Problem to work on: Wherever a line holds the word "Check", copy that line out.

Entries supplied:
"""
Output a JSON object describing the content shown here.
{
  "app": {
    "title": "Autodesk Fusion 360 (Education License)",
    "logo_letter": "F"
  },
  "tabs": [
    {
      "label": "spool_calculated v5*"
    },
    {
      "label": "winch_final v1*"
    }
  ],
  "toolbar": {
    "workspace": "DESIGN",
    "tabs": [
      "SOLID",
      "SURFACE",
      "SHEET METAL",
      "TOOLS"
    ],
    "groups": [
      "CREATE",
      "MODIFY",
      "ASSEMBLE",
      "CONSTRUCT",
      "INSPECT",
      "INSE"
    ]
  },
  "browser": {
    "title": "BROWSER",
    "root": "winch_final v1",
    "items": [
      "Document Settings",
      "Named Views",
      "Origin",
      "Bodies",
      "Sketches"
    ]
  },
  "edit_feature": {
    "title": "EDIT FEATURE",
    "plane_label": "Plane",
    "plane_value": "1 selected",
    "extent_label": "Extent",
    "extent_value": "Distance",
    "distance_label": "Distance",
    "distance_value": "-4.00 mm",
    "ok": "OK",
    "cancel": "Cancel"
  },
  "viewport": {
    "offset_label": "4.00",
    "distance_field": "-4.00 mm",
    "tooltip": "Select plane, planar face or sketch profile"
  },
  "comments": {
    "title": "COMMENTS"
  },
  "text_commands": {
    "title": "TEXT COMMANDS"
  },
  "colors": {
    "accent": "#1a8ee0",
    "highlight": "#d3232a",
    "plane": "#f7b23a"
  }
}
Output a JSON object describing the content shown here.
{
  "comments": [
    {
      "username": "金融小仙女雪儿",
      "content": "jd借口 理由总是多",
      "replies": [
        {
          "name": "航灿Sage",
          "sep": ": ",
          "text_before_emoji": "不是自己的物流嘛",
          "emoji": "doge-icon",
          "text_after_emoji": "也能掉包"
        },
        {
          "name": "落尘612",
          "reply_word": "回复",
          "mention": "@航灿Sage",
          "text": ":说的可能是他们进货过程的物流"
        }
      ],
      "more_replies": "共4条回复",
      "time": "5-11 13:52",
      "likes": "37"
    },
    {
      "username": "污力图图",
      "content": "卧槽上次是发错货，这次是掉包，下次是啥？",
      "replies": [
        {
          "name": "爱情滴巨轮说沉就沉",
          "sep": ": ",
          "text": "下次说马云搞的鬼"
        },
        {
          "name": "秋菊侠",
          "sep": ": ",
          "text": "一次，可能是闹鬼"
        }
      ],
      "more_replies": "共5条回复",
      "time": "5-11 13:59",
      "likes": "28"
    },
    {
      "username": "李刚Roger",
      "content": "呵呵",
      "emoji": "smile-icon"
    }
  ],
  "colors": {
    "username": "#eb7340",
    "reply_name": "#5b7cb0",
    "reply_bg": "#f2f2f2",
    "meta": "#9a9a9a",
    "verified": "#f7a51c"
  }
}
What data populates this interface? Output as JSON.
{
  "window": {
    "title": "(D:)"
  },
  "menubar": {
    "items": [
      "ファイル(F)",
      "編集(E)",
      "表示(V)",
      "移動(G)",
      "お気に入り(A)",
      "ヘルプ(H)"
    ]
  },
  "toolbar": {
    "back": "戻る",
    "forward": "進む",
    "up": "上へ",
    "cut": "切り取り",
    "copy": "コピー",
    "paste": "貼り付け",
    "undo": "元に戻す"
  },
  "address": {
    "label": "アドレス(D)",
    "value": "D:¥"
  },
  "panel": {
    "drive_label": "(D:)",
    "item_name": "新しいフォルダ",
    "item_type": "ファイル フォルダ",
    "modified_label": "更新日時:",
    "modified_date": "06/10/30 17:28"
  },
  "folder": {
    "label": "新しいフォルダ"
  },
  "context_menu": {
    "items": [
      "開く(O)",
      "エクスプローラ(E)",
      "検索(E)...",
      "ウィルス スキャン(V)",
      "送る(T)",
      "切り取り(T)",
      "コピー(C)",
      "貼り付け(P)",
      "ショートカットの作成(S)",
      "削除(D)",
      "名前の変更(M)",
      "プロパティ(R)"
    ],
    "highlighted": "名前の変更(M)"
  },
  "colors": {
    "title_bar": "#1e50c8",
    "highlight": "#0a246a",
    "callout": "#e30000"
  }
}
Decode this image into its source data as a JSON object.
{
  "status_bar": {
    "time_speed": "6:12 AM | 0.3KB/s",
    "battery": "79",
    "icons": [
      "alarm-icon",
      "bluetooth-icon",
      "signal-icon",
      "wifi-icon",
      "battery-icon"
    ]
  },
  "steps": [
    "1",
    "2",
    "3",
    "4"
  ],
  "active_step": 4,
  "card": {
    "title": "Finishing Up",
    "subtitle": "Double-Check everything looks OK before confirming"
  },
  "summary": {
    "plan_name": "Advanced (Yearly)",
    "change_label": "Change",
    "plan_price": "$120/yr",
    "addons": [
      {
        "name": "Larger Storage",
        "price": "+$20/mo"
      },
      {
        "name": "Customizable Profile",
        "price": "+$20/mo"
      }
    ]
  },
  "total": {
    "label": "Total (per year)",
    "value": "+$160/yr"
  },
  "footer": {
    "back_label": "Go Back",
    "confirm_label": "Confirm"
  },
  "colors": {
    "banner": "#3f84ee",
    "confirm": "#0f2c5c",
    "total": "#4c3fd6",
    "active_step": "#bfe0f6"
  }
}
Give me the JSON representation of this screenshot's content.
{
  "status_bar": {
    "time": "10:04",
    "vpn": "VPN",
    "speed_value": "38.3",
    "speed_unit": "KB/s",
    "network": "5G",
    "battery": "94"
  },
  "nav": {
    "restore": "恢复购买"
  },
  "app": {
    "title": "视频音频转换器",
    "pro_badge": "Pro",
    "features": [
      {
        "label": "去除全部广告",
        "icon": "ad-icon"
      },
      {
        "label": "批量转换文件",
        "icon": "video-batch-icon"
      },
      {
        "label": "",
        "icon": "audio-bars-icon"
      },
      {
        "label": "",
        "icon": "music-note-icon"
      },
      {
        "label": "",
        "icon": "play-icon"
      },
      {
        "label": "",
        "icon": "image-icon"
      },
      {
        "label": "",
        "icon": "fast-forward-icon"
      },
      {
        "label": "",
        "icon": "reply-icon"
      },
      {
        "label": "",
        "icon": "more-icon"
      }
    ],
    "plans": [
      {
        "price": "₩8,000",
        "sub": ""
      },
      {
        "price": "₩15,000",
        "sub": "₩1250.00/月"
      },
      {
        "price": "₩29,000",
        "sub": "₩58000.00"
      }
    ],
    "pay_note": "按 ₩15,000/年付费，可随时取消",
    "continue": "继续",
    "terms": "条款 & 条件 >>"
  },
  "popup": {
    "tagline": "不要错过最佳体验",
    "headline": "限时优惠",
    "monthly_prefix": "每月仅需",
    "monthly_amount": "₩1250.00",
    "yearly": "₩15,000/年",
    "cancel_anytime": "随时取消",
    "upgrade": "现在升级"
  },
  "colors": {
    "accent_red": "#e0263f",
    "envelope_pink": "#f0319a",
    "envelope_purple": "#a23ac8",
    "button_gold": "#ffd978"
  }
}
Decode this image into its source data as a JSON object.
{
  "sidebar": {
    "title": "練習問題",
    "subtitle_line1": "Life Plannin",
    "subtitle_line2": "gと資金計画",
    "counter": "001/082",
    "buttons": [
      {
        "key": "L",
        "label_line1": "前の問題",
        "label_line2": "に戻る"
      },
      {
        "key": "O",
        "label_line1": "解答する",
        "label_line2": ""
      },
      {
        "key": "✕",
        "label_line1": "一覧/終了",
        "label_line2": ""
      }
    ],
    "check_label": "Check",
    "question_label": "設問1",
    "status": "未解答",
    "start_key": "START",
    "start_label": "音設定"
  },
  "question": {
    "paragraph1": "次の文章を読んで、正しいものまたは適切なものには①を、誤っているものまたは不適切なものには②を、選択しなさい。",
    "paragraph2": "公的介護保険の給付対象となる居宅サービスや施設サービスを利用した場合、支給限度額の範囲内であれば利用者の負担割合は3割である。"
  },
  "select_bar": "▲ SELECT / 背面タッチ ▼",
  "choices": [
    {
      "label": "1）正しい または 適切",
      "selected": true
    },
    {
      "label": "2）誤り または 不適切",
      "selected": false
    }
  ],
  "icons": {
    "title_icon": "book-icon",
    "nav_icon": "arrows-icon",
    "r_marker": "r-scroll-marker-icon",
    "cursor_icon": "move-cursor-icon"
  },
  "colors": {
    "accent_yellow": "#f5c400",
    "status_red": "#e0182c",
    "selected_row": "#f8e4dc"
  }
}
"""
Reply to the task:
    "subtitle": "Double-Check everything looks OK before confirming"
    "check_label": "Check",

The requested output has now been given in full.